── ENTRIES SHOWN

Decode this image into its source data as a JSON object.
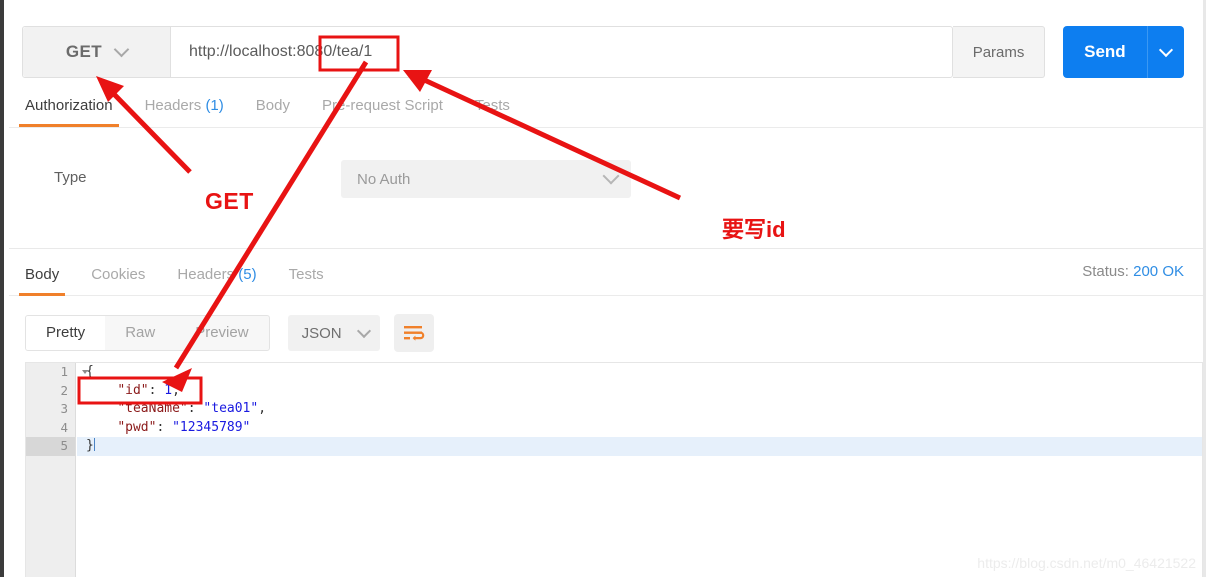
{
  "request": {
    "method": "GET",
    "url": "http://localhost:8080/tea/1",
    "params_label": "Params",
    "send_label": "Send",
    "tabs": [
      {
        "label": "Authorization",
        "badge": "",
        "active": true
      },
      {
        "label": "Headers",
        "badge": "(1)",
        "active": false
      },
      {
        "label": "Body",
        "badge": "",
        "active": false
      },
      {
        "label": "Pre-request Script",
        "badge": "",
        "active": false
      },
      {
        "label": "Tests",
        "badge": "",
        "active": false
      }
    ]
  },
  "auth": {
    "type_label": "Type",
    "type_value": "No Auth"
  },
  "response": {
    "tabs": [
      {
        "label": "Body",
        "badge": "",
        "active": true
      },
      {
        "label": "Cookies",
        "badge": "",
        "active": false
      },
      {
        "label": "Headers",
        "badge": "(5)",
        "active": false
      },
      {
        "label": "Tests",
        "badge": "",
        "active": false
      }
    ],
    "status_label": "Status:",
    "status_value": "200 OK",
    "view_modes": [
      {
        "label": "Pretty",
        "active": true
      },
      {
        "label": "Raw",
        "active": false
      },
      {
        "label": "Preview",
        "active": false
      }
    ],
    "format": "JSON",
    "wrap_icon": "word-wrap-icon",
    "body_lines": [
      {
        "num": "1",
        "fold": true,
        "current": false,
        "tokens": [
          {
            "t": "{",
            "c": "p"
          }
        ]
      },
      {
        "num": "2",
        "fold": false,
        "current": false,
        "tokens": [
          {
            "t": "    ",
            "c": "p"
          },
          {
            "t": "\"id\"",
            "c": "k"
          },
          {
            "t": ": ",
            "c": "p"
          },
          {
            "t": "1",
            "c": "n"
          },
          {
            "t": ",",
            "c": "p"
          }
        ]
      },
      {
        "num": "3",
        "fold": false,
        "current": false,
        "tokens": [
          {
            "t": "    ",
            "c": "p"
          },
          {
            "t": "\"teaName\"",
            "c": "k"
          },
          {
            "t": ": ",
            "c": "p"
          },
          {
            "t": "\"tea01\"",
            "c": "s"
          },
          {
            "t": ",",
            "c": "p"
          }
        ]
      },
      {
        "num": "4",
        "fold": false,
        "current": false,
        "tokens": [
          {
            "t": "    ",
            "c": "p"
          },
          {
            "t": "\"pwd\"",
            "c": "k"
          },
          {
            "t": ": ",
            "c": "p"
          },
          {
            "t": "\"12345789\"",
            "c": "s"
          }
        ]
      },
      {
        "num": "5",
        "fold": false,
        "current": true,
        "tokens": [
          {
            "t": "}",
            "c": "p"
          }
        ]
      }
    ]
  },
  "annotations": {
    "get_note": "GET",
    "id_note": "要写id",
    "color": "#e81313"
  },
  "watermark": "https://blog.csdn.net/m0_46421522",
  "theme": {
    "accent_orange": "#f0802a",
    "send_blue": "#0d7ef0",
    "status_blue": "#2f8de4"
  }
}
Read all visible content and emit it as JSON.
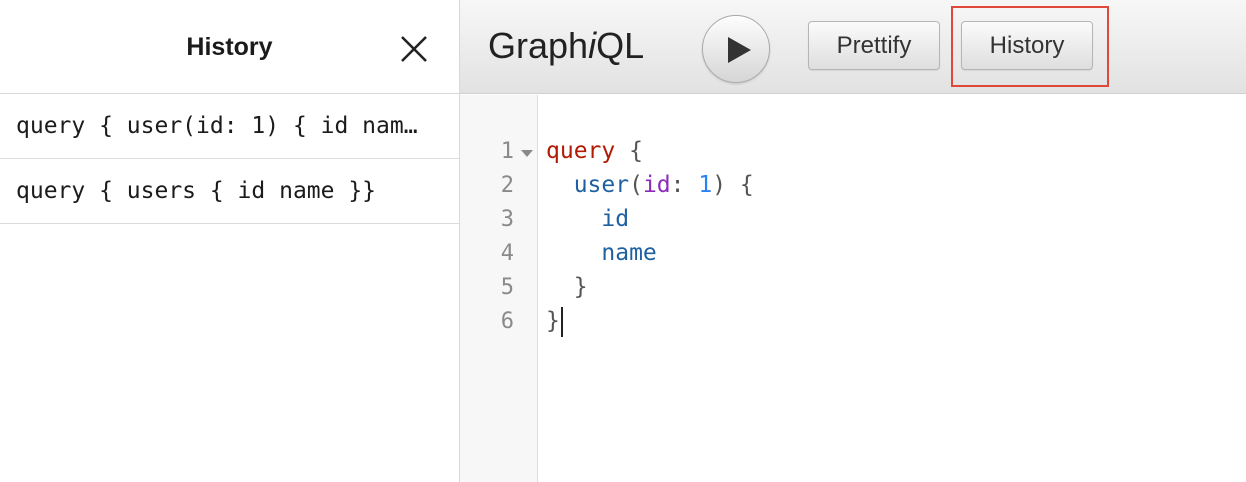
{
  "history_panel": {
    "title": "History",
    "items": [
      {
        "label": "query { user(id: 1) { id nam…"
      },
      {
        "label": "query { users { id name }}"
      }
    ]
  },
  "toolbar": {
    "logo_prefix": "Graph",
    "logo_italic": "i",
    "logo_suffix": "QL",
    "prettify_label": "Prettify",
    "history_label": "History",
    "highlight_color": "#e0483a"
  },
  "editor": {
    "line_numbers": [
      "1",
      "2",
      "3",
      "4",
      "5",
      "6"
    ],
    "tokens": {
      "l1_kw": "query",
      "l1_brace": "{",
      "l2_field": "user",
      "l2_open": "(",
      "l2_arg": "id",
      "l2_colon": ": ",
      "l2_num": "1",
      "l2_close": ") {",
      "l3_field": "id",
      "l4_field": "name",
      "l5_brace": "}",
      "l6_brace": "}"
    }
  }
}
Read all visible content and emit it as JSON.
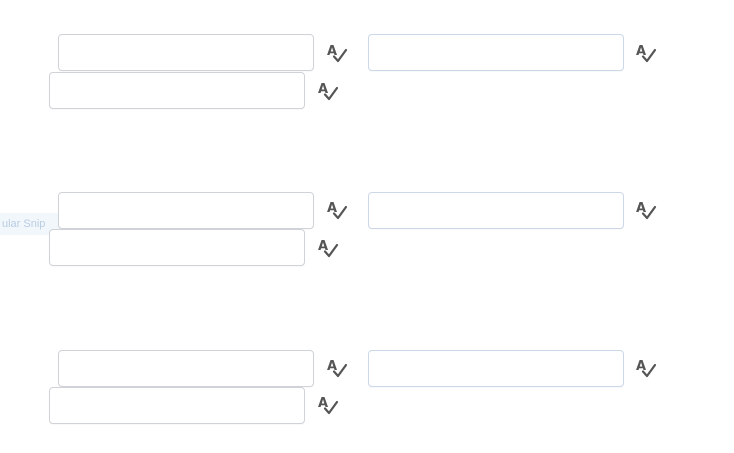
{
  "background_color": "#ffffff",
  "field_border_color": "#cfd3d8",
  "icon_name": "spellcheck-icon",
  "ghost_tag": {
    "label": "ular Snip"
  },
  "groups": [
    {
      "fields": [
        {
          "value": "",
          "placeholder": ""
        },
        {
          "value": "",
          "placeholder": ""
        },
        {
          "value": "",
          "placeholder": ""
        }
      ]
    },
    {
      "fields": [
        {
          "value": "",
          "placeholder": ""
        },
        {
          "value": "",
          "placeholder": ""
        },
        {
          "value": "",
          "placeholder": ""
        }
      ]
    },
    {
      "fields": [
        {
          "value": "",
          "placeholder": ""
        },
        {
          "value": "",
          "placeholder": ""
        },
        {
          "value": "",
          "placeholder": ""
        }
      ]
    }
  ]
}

────

** WRITTEN PROBLEM **
The records above need to be restated word for word, with the pictures left out.

** SOLUTION TO THIS TASK **
Decode this image into its source data as a JSON object.
{
  "request": {
    "method": "GET",
    "url": "http://localhost:8080/tea/1",
    "params_label": "Params",
    "send_label": "Send",
    "tabs": [
      {
        "label": "Authorization",
        "badge": "",
        "active": true
      },
      {
        "label": "Headers",
        "badge": "(1)",
        "active": false
      },
      {
        "label": "Body",
        "badge": "",
        "active": false
      },
      {
        "label": "Pre-request Script",
        "badge": "",
        "active": false
      },
      {
        "label": "Tests",
        "badge": "",
        "active": false
      }
    ]
  },
  "auth": {
    "type_label": "Type",
    "type_value": "No Auth"
  },
  "response": {
    "tabs": [
      {
        "label": "Body",
        "badge": "",
        "active": true
      },
      {
        "label": "Cookies",
        "badge": "",
        "active": false
      },
      {
        "label": "Headers",
        "badge": "(5)",
        "active": false
      },
      {
        "label": "Tests",
        "badge": "",
        "active": false
      }
    ],
    "status_label": "Status:",
    "status_value": "200 OK",
    "view_modes": [
      {
        "label": "Pretty",
        "active": true
      },
      {
        "label": "Raw",
        "active": false
      },
      {
        "label": "Preview",
        "active": false
      }
    ],
    "format": "JSON",
    "wrap_icon": "word-wrap-icon",
    "body_lines": [
      {
        "num": "1",
        "fold": true,
        "current": false,
        "tokens": [
          {
            "t": "{",
            "c": "p"
          }
        ]
      },
      {
        "num": "2",
        "fold": false,
        "current": false,
        "tokens": [
          {
            "t": "    ",
            "c": "p"
          },
          {
            "t": "\"id\"",
            "c": "k"
          },
          {
            "t": ": ",
            "c": "p"
          },
          {
            "t": "1",
            "c": "n"
          },
          {
            "t": ",",
            "c": "p"
          }
        ]
      },
      {
        "num": "3",
        "fold": false,
        "current": false,
        "tokens": [
          {
            "t": "    ",
            "c": "p"
          },
          {
            "t": "\"teaName\"",
            "c": "k"
          },
          {
            "t": ": ",
            "c": "p"
          },
          {
            "t": "\"tea01\"",
            "c": "s"
          },
          {
            "t": ",",
            "c": "p"
          }
        ]
      },
      {
        "num": "4",
        "fold": false,
        "current": false,
        "tokens": [
          {
            "t": "    ",
            "c": "p"
          },
          {
            "t": "\"pwd\"",
            "c": "k"
          },
          {
            "t": ": ",
            "c": "p"
          },
          {
            "t": "\"12345789\"",
            "c": "s"
          }
        ]
      },
      {
        "num": "5",
        "fold": false,
        "current": true,
        "tokens": [
          {
            "t": "}",
            "c": "p"
          }
        ]
      }
    ]
  },
  "annotations": {
    "get_note": "GET",
    "id_note": "要写id",
    "color": "#e81313"
  },
  "watermark": "https://blog.csdn.net/m0_46421522",
  "theme": {
    "accent_orange": "#f0802a",
    "send_blue": "#0d7ef0",
    "status_blue": "#2f8de4"
  }
}
Read all visible content and emit it as JSON.
{
  "history_panel": {
    "title": "History",
    "items": [
      {
        "label": "query { user(id: 1) { id nam…"
      },
      {
        "label": "query { users { id name }}"
      }
    ]
  },
  "toolbar": {
    "logo_prefix": "Graph",
    "logo_italic": "i",
    "logo_suffix": "QL",
    "prettify_label": "Prettify",
    "history_label": "History",
    "highlight_color": "#e0483a"
  },
  "editor": {
    "line_numbers": [
      "1",
      "2",
      "3",
      "4",
      "5",
      "6"
    ],
    "tokens": {
      "l1_kw": "query",
      "l1_brace": "{",
      "l2_field": "user",
      "l2_open": "(",
      "l2_arg": "id",
      "l2_colon": ": ",
      "l2_num": "1",
      "l2_close": ") {",
      "l3_field": "id",
      "l4_field": "name",
      "l5_brace": "}",
      "l6_brace": "}"
    }
  }
}
Read all visible content and emit it as JSON.
{
  "background_color": "#ffffff",
  "field_border_color": "#cfd3d8",
  "icon_name": "spellcheck-icon",
  "ghost_tag": {
    "label": "ular Snip"
  },
  "groups": [
    {
      "fields": [
        {
          "value": "",
          "placeholder": ""
        },
        {
          "value": "",
          "placeholder": ""
        },
        {
          "value": "",
          "placeholder": ""
        }
      ]
    },
    {
      "fields": [
        {
          "value": "",
          "placeholder": ""
        },
        {
          "value": "",
          "placeholder": ""
        },
        {
          "value": "",
          "placeholder": ""
        }
      ]
    },
    {
      "fields": [
        {
          "value": "",
          "placeholder": ""
        },
        {
          "value": "",
          "placeholder": ""
        },
        {
          "value": "",
          "placeholder": ""
        }
      ]
    }
  ]
}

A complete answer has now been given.